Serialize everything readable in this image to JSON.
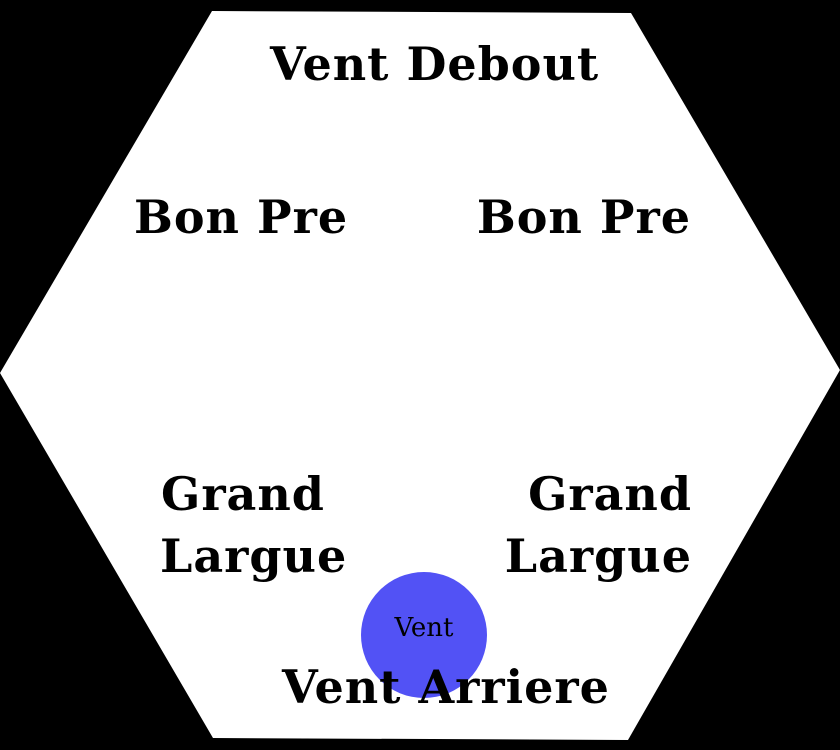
{
  "colors": {
    "background": "#000000",
    "hexagon": "#ffffff",
    "text": "#000000",
    "wind_marker": "#5252f5"
  },
  "zones": {
    "top": "Vent Debout",
    "upper_left": "Bon Pre",
    "upper_right": "Bon Pre",
    "lower_left": [
      "Grand",
      "Largue"
    ],
    "lower_right": [
      "Grand",
      "Largue"
    ],
    "bottom": "Vent Arriere"
  },
  "wind_marker": {
    "label": "Vent"
  }
}
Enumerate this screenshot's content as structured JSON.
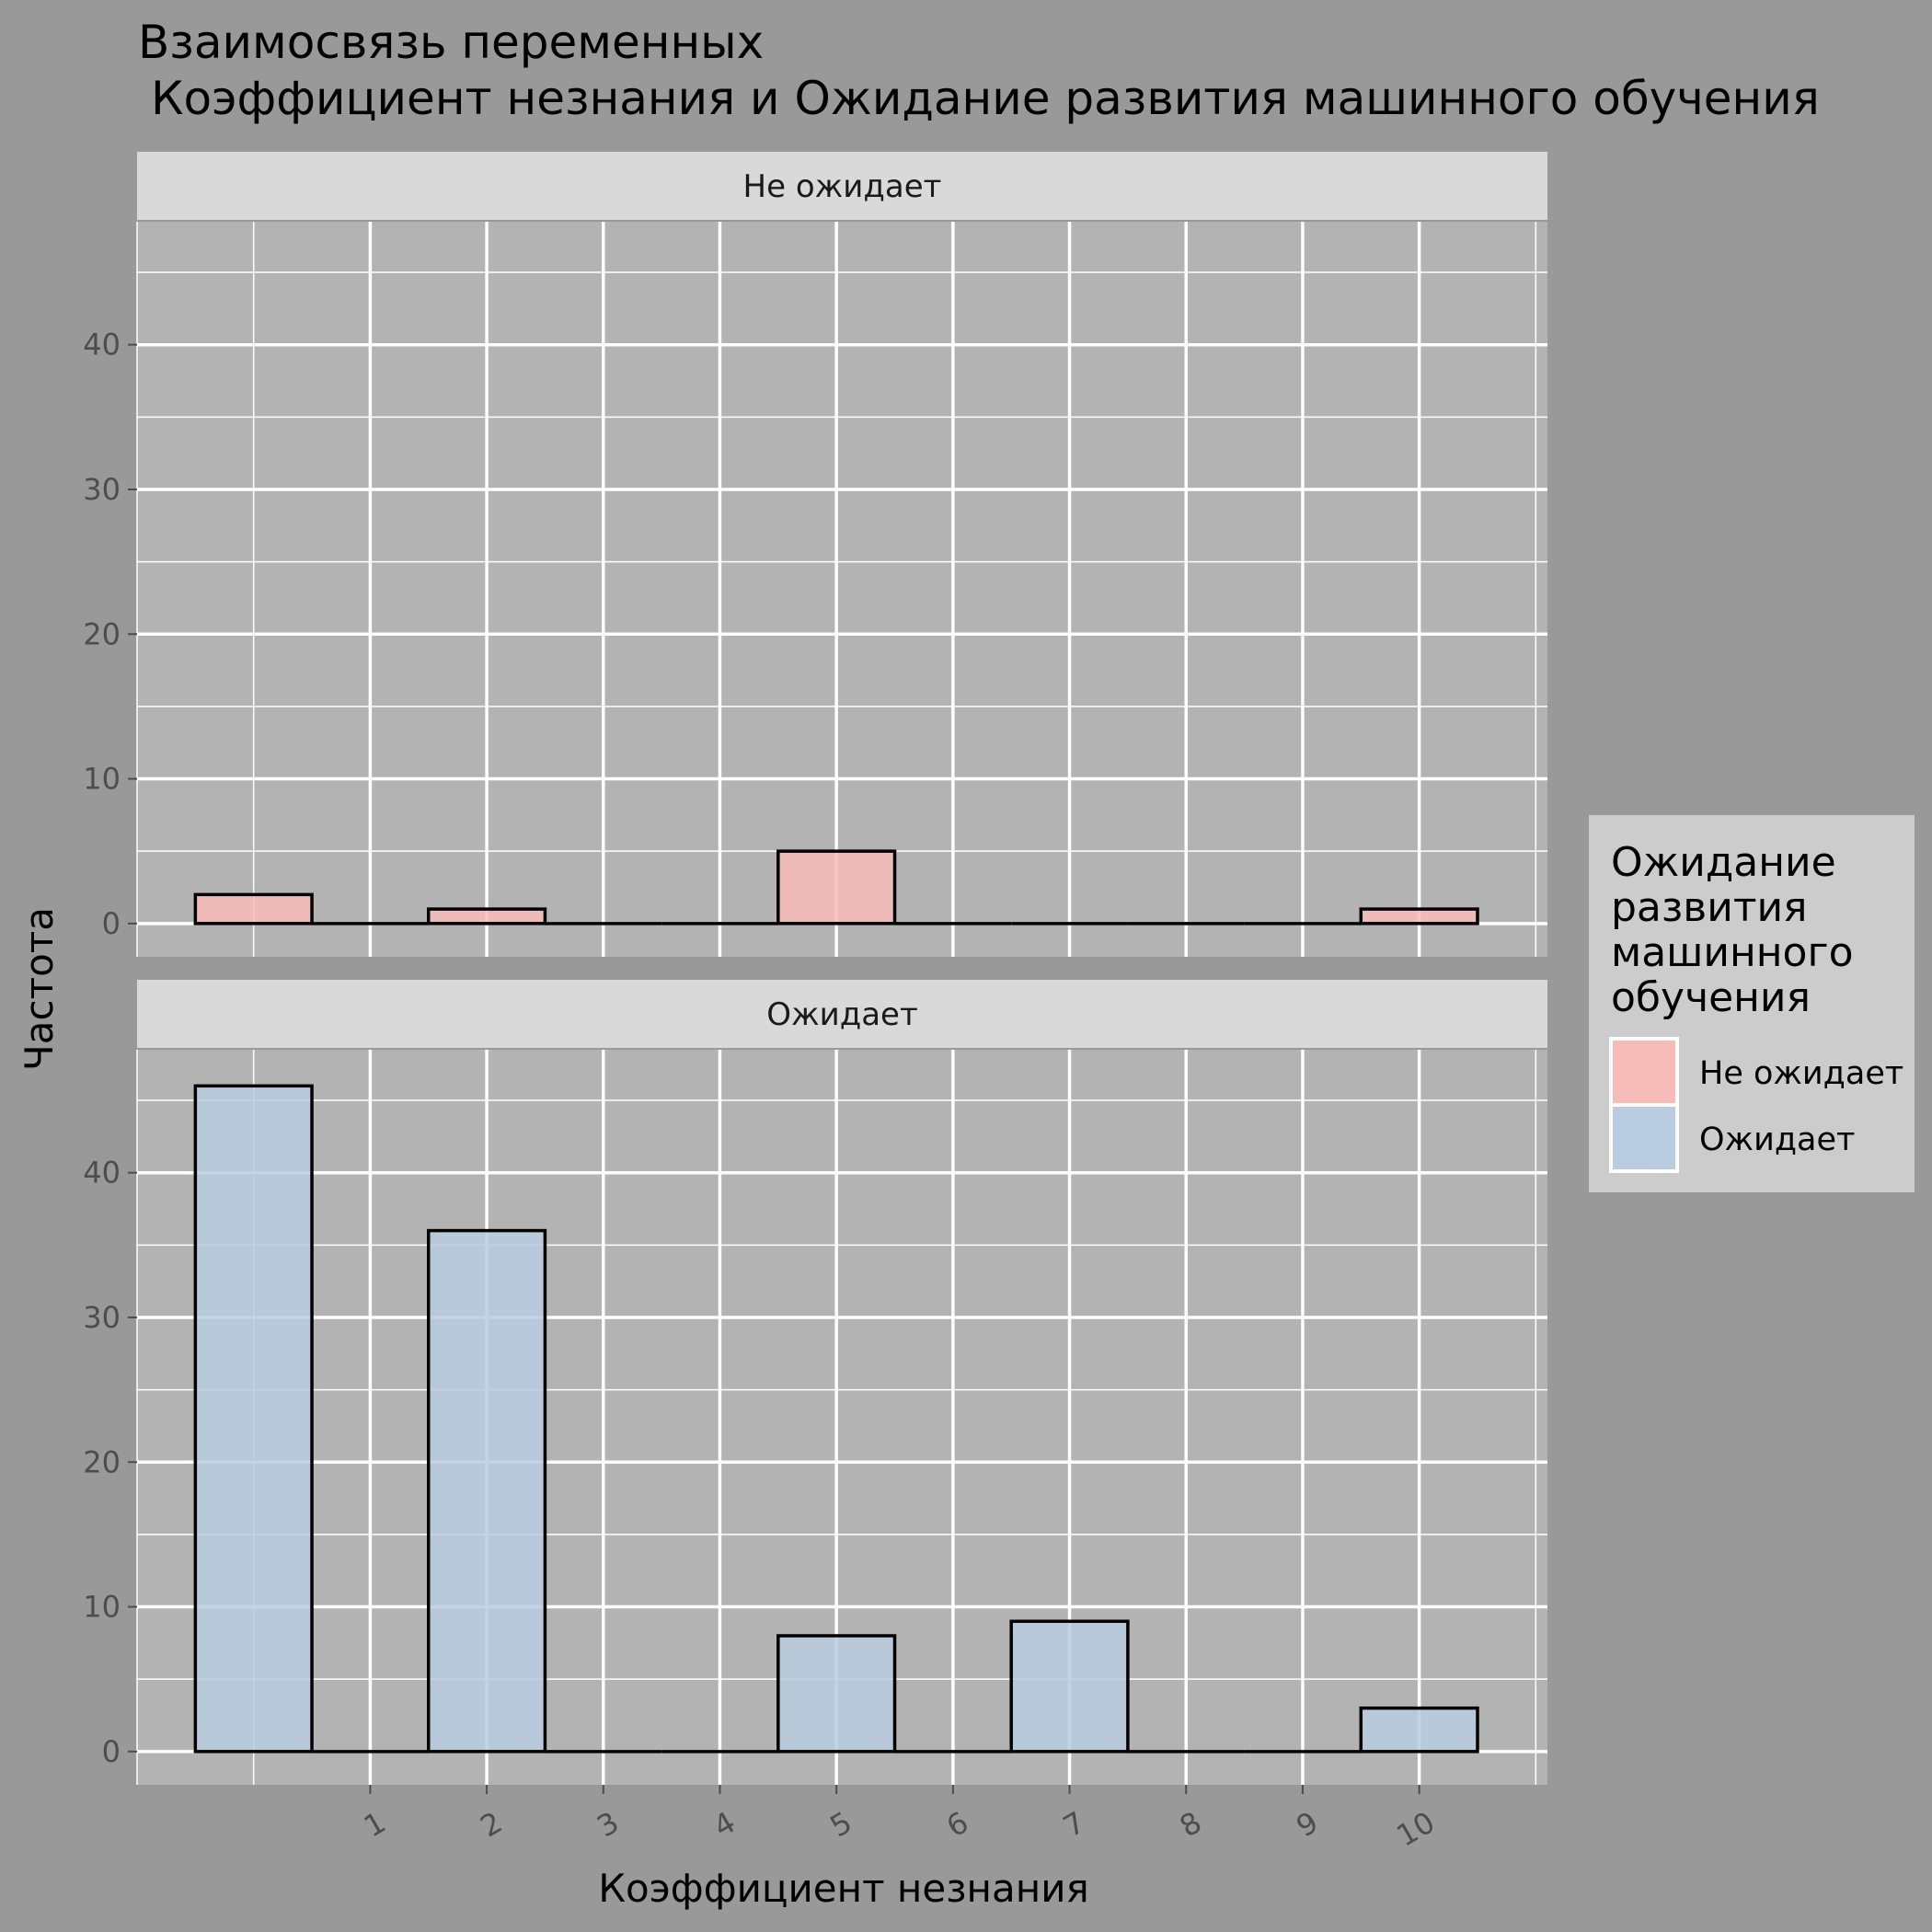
{
  "chart_data": {
    "type": "bar",
    "title_lines": [
      "Взаимосвязь переменных",
      "Коэффициент незнания и Ожидание развития машинного обучения"
    ],
    "xlabel": "Коэффициент незнания",
    "ylabel": "Частота",
    "x_ticks": [
      1,
      2,
      3,
      4,
      5,
      6,
      7,
      8,
      9,
      10
    ],
    "y_ticks": [
      0,
      10,
      20,
      30,
      40
    ],
    "xlim": [
      -1,
      11.1
    ],
    "ylim": [
      -2.3,
      48.5
    ],
    "bin_width": 1,
    "bin_centers": [
      0,
      1,
      2,
      3,
      4,
      5,
      6,
      7,
      8,
      9,
      10
    ],
    "grid": true,
    "legend": {
      "title_lines": [
        "Ожидание",
        "развития",
        "машинного",
        "обучения"
      ],
      "position": "right",
      "entries": [
        {
          "label": "Не ожидает",
          "color": "#F8BCB8"
        },
        {
          "label": "Ожидает",
          "color": "#B9CCE0"
        }
      ]
    },
    "panels": [
      {
        "strip": "Не ожидает",
        "fill": "#F8BCB8",
        "values": [
          2,
          0,
          1,
          0,
          0,
          5,
          0,
          0,
          0,
          0,
          1
        ]
      },
      {
        "strip": "Ожидает",
        "fill": "#B9CCE0",
        "values": [
          46,
          0,
          36,
          0,
          0,
          8,
          0,
          9,
          0,
          0,
          3
        ]
      }
    ]
  }
}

__________

Work to complete - Out of the preceding entries, pull every line containing the string "this".

Output below -
Serialize everything readable in this image to JSON.
Enumerate this screenshot's content as structured JSON.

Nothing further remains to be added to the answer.